Recorded data
***

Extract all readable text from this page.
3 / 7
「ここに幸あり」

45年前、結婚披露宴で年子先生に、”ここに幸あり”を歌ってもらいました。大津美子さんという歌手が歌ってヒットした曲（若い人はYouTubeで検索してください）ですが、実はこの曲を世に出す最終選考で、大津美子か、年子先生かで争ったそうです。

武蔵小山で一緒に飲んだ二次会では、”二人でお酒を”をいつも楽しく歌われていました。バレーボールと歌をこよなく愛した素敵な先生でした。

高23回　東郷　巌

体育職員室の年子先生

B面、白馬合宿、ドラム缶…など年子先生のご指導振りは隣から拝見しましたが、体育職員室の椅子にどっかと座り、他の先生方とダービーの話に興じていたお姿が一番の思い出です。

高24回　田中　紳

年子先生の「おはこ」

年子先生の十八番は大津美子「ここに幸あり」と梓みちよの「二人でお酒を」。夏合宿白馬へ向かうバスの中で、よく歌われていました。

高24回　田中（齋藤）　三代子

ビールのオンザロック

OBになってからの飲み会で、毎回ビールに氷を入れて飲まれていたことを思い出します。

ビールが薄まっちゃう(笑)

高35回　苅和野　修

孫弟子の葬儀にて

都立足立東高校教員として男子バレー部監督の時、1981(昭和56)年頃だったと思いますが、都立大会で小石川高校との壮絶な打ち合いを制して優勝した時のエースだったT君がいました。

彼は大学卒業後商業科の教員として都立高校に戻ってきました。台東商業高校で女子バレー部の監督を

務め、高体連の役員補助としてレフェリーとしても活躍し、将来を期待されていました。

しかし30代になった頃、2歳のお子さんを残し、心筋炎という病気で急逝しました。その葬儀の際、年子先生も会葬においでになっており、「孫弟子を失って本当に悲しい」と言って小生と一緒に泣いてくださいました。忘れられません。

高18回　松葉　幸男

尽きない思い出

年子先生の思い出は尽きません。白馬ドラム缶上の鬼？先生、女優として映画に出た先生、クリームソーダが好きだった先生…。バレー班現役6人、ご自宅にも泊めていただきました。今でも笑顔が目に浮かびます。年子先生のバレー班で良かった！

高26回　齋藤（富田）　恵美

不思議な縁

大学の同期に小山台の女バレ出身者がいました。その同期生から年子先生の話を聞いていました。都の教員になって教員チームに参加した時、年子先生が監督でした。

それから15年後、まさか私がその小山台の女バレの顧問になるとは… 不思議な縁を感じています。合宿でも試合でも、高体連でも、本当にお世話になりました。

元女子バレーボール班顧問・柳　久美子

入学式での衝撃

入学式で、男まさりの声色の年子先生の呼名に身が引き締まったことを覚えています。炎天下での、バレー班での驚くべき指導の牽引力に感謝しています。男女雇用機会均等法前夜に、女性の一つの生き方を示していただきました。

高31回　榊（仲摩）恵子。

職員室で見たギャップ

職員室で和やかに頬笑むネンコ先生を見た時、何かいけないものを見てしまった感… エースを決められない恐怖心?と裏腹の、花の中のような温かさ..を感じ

***

## [Exercise]
Extract all lines as given.

## [Task output]
Extract all readable text from this page.
3 / 7
「ここに幸あり」

45年前、結婚披露宴で年子先生に、”ここに幸あり”を歌ってもらいました。大津美子さんという歌手が歌ってヒットした曲（若い人はYouTubeで検索してください）ですが、実はこの曲を世に出す最終選考で、大津美子か、年子先生かで争ったそうです。

武蔵小山で一緒に飲んだ二次会では、”二人でお酒を”をいつも楽しく歌われていました。バレーボールと歌をこよなく愛した素敵な先生でした。

高23回　東郷　巌

体育職員室の年子先生

B面、白馬合宿、ドラム缶…など年子先生のご指導振りは隣から拝見しましたが、体育職員室の椅子にどっかと座り、他の先生方とダービーの話に興じていたお姿が一番の思い出です。

高24回　田中　紳

年子先生の「おはこ」

年子先生の十八番は大津美子「ここに幸あり」と梓みちよの「二人でお酒を」。夏合宿白馬へ向かうバスの中で、よく歌われていました。

高24回　田中（齋藤）　三代子

ビールのオンザロック

OBになってからの飲み会で、毎回ビールに氷を入れて飲まれていたことを思い出します。

ビールが薄まっちゃう(笑)

高35回　苅和野　修

孫弟子の葬儀にて

都立足立東高校教員として男子バレー部監督の時、1981(昭和56)年頃だったと思いますが、都立大会で小石川高校との壮絶な打ち合いを制して優勝した時のエースだったT君がいました。

彼は大学卒業後商業科の教員として都立高校に戻ってきました。台東商業高校で女子バレー部の監督を

務め、高体連の役員補助としてレフェリーとしても活躍し、将来を期待されていました。

しかし30代になった頃、2歳のお子さんを残し、心筋炎という病気で急逝しました。その葬儀の際、年子先生も会葬においでになっており、「孫弟子を失って本当に悲しい」と言って小生と一緒に泣いてくださいました。忘れられません。

高18回　松葉　幸男

尽きない思い出

年子先生の思い出は尽きません。白馬ドラム缶上の鬼？先生、女優として映画に出た先生、クリームソーダが好きだった先生…。バレー班現役6人、ご自宅にも泊めていただきました。今でも笑顔が目に浮かびます。年子先生のバレー班で良かった！

高26回　齋藤（富田）　恵美

不思議な縁

大学の同期に小山台の女バレ出身者がいました。その同期生から年子先生の話を聞いていました。都の教員になって教員チームに参加した時、年子先生が監督でした。

それから15年後、まさか私がその小山台の女バレの顧問になるとは… 不思議な縁を感じています。合宿でも試合でも、高体連でも、本当にお世話になりました。

元女子バレーボール班顧問・柳　久美子

入学式での衝撃

入学式で、男まさりの声色の年子先生の呼名に身が引き締まったことを覚えています。炎天下での、バレー班での驚くべき指導の牽引力に感謝しています。男女雇用機会均等法前夜に、女性の一つの生き方を示していただきました。

高31回　榊（仲摩）恵子。

職員室で見たギャップ

職員室で和やかに頬笑むネンコ先生を見た時、何かいけないものを見てしまった感… エースを決められない恐怖心?と裏腹の、花の中のような温かさ..を感じ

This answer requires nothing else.